Set exercise:
Render the lines from the start of the records through the line containing "close-icon[interactable]: ✕ xyxy=(357,117,367,131)" as a numbered list, omitting blank lines.

(Dataset rows)
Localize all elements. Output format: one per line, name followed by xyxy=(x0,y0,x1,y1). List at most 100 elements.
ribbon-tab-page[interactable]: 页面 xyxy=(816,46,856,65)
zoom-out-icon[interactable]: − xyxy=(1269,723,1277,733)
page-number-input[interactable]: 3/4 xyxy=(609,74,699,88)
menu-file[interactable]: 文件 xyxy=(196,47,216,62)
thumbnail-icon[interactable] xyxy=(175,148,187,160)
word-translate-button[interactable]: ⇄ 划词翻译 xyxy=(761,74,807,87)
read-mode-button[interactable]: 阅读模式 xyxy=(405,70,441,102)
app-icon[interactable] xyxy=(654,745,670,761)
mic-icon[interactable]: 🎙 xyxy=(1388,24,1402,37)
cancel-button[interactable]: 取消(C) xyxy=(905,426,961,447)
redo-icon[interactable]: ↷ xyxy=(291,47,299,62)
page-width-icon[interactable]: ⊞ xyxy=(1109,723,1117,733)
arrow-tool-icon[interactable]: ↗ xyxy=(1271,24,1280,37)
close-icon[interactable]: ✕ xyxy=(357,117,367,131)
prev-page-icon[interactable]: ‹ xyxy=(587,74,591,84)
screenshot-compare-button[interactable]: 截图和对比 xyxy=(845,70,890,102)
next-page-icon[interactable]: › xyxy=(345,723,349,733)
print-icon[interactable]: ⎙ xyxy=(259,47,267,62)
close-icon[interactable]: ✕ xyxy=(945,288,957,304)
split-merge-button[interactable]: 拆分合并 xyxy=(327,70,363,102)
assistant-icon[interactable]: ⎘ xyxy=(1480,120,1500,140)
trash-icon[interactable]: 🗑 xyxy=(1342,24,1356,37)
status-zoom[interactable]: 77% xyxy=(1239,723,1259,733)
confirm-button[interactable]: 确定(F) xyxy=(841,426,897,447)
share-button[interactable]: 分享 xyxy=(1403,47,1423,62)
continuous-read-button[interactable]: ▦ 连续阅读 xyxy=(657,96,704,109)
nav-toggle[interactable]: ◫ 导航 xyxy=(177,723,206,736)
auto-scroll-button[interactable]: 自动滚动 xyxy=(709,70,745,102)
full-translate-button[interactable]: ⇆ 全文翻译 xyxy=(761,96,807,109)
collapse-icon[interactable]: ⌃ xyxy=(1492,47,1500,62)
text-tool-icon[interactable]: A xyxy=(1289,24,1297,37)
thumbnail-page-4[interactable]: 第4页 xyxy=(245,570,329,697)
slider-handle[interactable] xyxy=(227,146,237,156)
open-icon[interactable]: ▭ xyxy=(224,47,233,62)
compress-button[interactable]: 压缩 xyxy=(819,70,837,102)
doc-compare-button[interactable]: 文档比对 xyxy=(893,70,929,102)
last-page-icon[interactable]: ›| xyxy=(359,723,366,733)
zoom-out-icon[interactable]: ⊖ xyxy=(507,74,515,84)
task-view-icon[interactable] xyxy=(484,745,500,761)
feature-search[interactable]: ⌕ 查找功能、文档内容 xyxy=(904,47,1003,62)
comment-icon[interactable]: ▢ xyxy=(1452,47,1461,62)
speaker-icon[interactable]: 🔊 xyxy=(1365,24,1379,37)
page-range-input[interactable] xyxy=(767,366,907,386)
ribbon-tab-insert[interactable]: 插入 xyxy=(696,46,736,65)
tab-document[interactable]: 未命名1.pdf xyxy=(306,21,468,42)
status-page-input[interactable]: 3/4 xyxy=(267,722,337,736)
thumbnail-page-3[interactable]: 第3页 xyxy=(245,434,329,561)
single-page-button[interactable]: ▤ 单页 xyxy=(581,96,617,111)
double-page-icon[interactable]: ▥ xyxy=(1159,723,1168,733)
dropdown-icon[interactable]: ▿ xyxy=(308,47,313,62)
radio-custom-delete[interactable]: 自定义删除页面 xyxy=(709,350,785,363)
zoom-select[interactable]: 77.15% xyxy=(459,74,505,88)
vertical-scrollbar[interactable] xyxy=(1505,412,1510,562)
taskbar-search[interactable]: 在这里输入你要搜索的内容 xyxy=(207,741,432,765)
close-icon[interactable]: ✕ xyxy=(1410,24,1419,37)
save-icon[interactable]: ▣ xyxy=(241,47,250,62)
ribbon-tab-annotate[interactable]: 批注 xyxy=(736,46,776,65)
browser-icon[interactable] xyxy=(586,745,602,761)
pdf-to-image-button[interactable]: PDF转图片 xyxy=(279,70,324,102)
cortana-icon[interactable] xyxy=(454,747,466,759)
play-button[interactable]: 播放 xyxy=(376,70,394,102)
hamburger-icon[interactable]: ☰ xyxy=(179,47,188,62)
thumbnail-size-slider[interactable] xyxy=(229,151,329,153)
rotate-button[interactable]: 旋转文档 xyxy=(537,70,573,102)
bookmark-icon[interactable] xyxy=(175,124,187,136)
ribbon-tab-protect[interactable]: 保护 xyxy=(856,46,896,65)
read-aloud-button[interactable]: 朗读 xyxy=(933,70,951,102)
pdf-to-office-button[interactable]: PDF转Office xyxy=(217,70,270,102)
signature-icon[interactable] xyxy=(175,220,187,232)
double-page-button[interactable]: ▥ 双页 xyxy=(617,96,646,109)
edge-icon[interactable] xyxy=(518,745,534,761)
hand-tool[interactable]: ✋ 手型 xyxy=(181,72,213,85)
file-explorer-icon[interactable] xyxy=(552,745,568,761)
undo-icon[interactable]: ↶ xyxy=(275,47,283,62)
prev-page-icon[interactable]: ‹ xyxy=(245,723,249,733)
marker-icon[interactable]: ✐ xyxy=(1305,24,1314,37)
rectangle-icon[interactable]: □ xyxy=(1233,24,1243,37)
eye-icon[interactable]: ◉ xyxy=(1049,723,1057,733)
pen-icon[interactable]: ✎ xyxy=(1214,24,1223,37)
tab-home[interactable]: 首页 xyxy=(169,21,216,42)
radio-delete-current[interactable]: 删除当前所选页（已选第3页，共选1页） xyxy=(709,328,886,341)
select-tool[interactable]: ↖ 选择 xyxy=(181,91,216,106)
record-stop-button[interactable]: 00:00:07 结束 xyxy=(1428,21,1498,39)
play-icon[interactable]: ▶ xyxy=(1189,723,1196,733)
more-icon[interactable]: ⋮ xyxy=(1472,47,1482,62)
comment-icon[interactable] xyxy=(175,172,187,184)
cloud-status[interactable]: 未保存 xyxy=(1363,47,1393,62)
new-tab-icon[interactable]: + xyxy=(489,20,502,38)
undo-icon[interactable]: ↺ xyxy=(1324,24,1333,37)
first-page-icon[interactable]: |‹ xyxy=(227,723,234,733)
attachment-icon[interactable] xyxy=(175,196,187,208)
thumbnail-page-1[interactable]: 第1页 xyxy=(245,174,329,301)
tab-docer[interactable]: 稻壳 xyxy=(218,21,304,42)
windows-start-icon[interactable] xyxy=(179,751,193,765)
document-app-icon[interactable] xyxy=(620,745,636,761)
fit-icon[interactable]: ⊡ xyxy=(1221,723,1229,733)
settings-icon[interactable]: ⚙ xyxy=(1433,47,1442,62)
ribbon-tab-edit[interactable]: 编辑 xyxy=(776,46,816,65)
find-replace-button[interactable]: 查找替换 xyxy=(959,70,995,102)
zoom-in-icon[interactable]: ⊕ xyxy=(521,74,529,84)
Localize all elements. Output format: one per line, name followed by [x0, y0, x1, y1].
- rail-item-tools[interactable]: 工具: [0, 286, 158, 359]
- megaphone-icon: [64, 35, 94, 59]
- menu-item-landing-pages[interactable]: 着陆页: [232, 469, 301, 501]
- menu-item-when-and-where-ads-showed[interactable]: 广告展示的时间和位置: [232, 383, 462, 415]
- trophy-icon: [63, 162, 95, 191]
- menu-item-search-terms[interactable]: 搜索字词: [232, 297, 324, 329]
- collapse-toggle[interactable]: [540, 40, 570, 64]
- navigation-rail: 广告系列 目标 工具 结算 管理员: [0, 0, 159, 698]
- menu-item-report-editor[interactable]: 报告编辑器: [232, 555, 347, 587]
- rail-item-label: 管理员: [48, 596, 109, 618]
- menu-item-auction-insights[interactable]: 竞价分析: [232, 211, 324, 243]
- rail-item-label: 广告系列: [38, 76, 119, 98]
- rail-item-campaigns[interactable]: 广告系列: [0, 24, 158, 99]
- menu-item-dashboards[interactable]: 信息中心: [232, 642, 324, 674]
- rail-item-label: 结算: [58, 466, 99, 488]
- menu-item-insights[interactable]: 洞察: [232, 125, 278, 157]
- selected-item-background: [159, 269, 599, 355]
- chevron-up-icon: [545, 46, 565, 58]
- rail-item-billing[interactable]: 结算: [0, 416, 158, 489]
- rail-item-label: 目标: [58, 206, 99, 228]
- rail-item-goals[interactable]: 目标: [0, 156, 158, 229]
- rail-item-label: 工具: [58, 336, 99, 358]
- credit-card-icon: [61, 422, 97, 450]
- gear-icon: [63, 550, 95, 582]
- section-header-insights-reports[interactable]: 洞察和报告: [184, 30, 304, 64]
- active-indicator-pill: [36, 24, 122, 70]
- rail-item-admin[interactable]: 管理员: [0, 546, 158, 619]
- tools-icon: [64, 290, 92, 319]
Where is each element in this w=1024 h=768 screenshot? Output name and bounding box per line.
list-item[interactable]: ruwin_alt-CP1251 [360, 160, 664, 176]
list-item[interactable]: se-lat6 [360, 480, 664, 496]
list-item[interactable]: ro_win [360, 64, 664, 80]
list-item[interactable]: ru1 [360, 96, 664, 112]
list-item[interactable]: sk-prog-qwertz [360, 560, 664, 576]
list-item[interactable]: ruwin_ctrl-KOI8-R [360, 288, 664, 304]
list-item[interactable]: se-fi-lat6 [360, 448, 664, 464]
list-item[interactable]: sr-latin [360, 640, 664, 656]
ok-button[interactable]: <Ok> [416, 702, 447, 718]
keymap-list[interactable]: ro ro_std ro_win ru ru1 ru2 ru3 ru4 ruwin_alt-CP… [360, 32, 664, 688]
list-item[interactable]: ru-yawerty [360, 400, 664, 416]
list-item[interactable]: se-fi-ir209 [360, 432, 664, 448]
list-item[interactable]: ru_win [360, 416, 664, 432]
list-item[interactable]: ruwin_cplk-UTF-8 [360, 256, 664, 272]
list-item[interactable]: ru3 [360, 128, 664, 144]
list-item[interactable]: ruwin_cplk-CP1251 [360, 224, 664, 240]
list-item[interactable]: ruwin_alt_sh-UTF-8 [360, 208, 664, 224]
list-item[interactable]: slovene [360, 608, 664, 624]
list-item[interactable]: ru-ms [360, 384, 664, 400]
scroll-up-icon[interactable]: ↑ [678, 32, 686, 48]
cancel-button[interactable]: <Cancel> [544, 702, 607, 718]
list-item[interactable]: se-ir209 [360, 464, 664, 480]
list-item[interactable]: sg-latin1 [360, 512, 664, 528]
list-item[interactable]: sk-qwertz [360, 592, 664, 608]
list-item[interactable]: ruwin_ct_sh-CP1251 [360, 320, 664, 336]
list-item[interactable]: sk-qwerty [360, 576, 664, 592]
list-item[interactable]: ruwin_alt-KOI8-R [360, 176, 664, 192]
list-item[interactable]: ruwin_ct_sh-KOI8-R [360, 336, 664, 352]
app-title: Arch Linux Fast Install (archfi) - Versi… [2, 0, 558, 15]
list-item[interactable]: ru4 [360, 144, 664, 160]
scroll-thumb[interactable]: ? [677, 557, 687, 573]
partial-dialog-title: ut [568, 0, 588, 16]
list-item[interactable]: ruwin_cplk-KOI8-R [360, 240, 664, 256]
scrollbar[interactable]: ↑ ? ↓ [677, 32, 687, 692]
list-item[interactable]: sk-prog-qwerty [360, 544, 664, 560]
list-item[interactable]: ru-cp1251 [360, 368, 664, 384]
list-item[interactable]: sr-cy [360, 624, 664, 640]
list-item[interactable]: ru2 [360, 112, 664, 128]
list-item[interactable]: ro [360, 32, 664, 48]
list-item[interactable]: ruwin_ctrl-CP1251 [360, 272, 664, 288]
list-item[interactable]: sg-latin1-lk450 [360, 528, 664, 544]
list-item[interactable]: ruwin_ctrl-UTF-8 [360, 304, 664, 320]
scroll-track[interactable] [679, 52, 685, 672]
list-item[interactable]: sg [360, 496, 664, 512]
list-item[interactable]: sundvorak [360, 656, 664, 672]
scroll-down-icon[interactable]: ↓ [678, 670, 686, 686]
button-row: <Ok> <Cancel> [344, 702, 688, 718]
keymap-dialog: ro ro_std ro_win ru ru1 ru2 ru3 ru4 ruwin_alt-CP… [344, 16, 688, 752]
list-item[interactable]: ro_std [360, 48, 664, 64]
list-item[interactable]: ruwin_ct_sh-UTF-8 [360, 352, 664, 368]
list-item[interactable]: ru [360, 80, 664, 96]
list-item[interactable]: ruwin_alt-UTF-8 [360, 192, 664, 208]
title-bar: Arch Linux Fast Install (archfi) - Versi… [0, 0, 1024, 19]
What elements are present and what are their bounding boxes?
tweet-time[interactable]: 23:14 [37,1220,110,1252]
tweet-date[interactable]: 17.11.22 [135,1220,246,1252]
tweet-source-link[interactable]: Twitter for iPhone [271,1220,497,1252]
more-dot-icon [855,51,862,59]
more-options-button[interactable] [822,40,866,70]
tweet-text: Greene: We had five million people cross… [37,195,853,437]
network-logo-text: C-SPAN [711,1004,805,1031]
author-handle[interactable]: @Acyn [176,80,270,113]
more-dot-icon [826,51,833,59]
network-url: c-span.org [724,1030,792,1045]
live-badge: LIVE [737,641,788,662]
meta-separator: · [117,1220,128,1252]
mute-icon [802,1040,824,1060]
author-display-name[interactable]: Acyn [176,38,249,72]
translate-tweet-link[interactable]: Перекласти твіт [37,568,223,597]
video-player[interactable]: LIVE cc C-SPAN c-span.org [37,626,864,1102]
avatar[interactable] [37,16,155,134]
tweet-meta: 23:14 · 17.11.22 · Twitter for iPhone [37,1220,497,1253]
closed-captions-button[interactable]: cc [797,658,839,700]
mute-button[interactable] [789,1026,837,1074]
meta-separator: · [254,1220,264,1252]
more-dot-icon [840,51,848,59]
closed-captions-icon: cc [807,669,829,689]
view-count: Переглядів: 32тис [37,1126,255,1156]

Problem solution:
1. Localize all elements. Output format: one per line, name followed by xyxy=(x0,y0,x1,y1). List at most 100 elements.
2. ribbon-tab-page[interactable]: 页面 xyxy=(816,46,856,65)
3. zoom-out-icon[interactable]: − xyxy=(1269,723,1277,733)
4. page-number-input[interactable]: 3/4 xyxy=(609,74,699,88)
5. menu-file[interactable]: 文件 xyxy=(196,47,216,62)
6. thumbnail-icon[interactable] xyxy=(175,148,187,160)
7. word-translate-button[interactable]: ⇄ 划词翻译 xyxy=(761,74,807,87)
8. read-mode-button[interactable]: 阅读模式 xyxy=(405,70,441,102)
9. app-icon[interactable] xyxy=(654,745,670,761)
10. mic-icon[interactable]: 🎙 xyxy=(1388,24,1402,37)
11. cancel-button[interactable]: 取消(C) xyxy=(905,426,961,447)
12. redo-icon[interactable]: ↷ xyxy=(291,47,299,62)
13. page-width-icon[interactable]: ⊞ xyxy=(1109,723,1117,733)
14. arrow-tool-icon[interactable]: ↗ xyxy=(1271,24,1280,37)
15. close-icon[interactable]: ✕ xyxy=(357,117,367,131)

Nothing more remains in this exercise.